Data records
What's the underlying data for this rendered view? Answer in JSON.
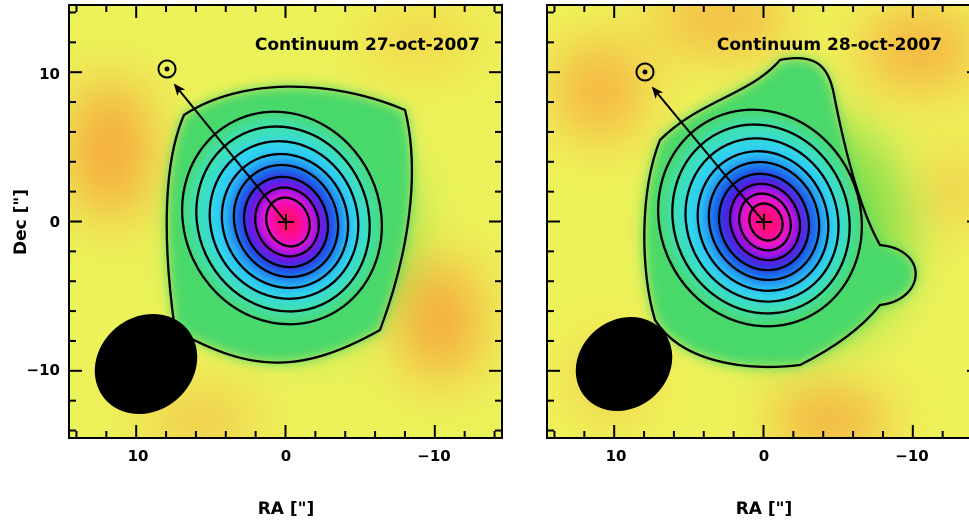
{
  "chart_data": [
    {
      "type": "heatmap",
      "title": "Continuum 27-oct-2007",
      "xlabel": "RA [\"]",
      "ylabel": "Dec [\"]",
      "xlim": [
        14.5,
        -14.5
      ],
      "ylim": [
        -14.5,
        14.5
      ],
      "xticks": [
        10,
        0,
        -10
      ],
      "yticks": [
        10,
        0,
        -10
      ],
      "xtick_labels": [
        "10",
        "0",
        "−10"
      ],
      "ytick_labels": [
        "10",
        "0",
        "−10"
      ],
      "source_peak": [
        0,
        0
      ],
      "sun_symbol": [
        8,
        10.3
      ],
      "beam": {
        "center": [
          10,
          -10.2
        ],
        "major_axis": 7.2,
        "minor_axis": 5.6,
        "position_angle_deg": 55
      },
      "contour_levels": 9,
      "colormap": [
        "#ffff46",
        "#3cdc3c",
        "#32d2ff",
        "#0000e6",
        "#ff00e6",
        "#ff0066"
      ]
    },
    {
      "type": "heatmap",
      "title": "Continuum 28-oct-2007",
      "xlabel": "RA [\"]",
      "ylabel": "",
      "xlim": [
        14.5,
        -14.5
      ],
      "ylim": [
        -14.5,
        14.5
      ],
      "xticks": [
        10,
        0,
        -10
      ],
      "yticks": [
        10,
        0,
        -10
      ],
      "xtick_labels": [
        "10",
        "0",
        "−10"
      ],
      "source_peak": [
        0,
        0
      ],
      "sun_symbol": [
        8,
        10.1
      ],
      "beam": {
        "center": [
          10,
          -10.2
        ],
        "major_axis": 6.8,
        "minor_axis": 5.2,
        "position_angle_deg": 55
      },
      "contour_levels": 10,
      "colormap": [
        "#ffff46",
        "#3cdc3c",
        "#32d2ff",
        "#0000e6",
        "#ff00e6",
        "#ff0066"
      ]
    }
  ]
}
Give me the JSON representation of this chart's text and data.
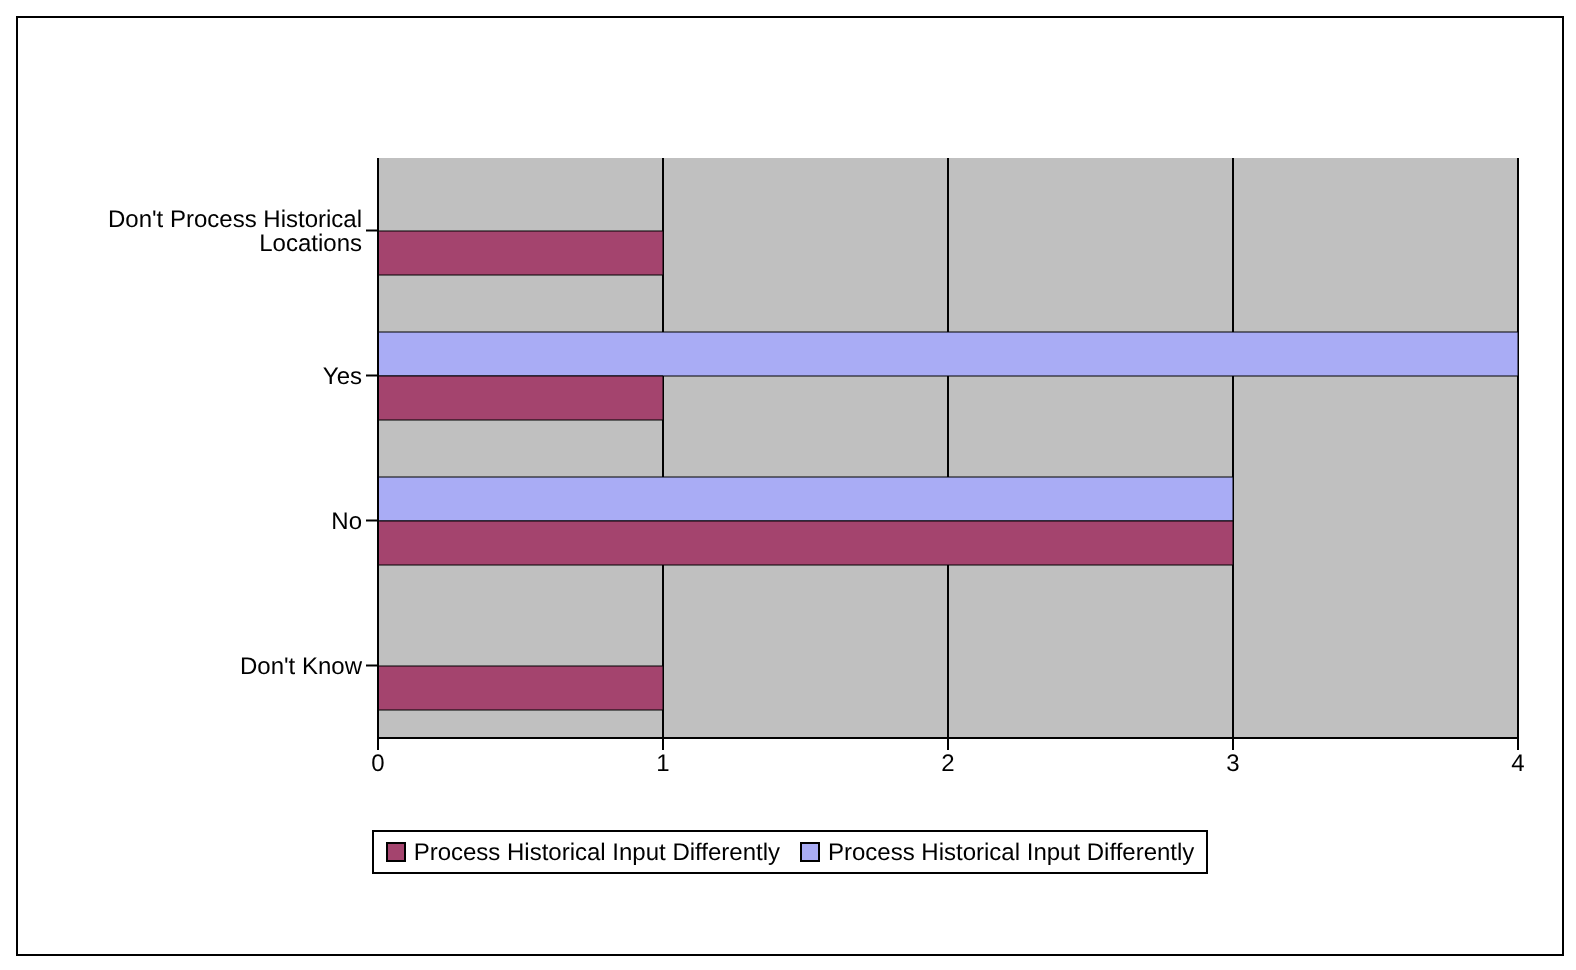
{
  "chart_data": {
    "type": "bar",
    "orientation": "horizontal",
    "categories": [
      "Don't Process Historical Locations",
      "Yes",
      "No",
      "Don't Know"
    ],
    "series": [
      {
        "name": "Process Historical Input Differently",
        "color": "#a4446e",
        "values": [
          1,
          1,
          3,
          1
        ]
      },
      {
        "name": "Process Historical Input Differently",
        "color": "#a9acf5",
        "values": [
          null,
          4,
          3,
          null
        ]
      }
    ],
    "xlim": [
      0,
      4
    ],
    "xticks": [
      0,
      1,
      2,
      3,
      4
    ],
    "grid": "x",
    "legend": "bottom"
  }
}
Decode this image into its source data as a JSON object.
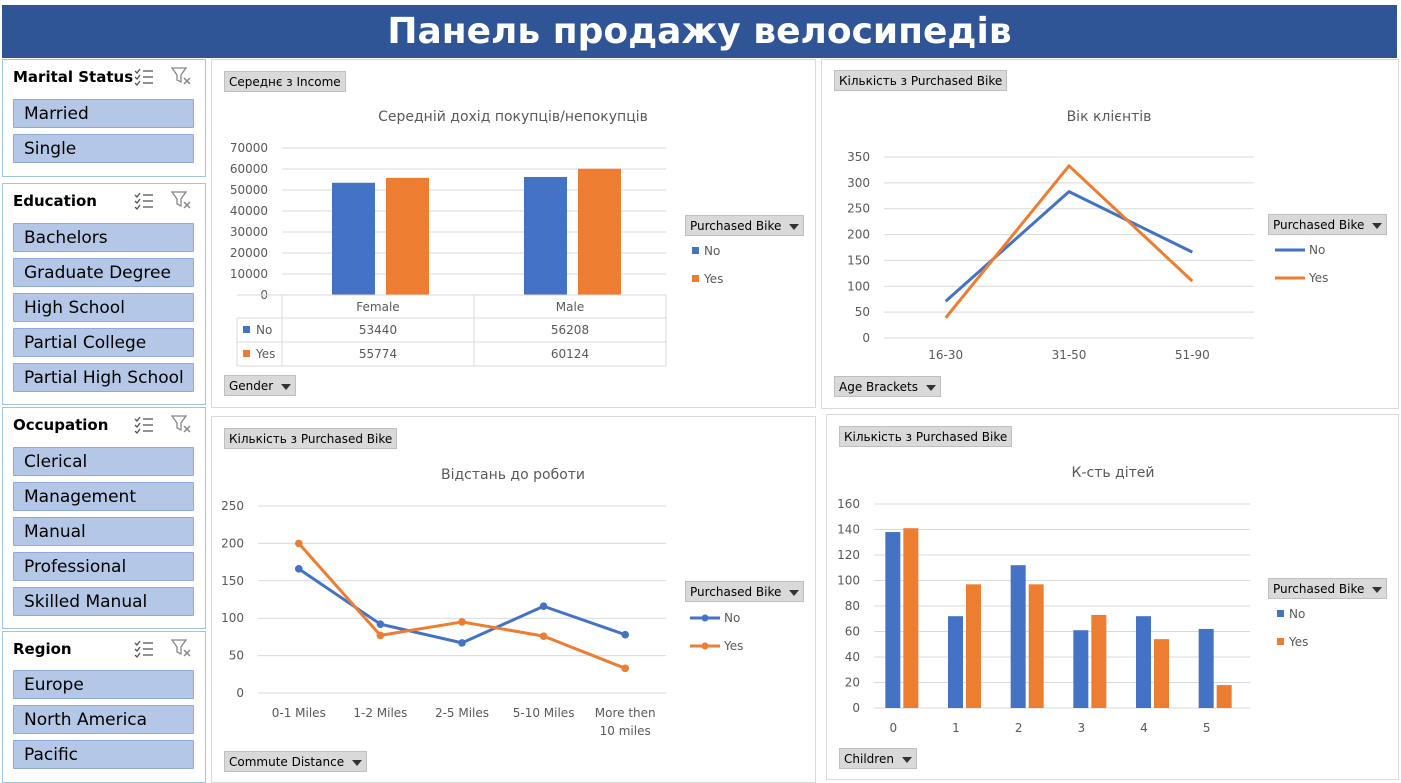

• Exercise:
Where the line containing "Give me the" appears above, start there and set down each line exactly through the last line of the data; leave out every picture.

• Reply:
Give me the JSON representation of this chart's text and data.
{
  "chart_data": {
    "type": "bar",
    "orientation": "horizontal",
    "categories": [
      "Don't Process Historical Locations",
      "Yes",
      "No",
      "Don't Know"
    ],
    "series": [
      {
        "name": "Process Historical Input Differently",
        "color": "#a4446e",
        "values": [
          1,
          1,
          3,
          1
        ]
      },
      {
        "name": "Process Historical Input Differently",
        "color": "#a9acf5",
        "values": [
          null,
          4,
          3,
          null
        ]
      }
    ],
    "xlim": [
      0,
      4
    ],
    "xticks": [
      0,
      1,
      2,
      3,
      4
    ],
    "grid": "x",
    "legend": "bottom"
  }
}
Decode this image into its source data as a JSON object.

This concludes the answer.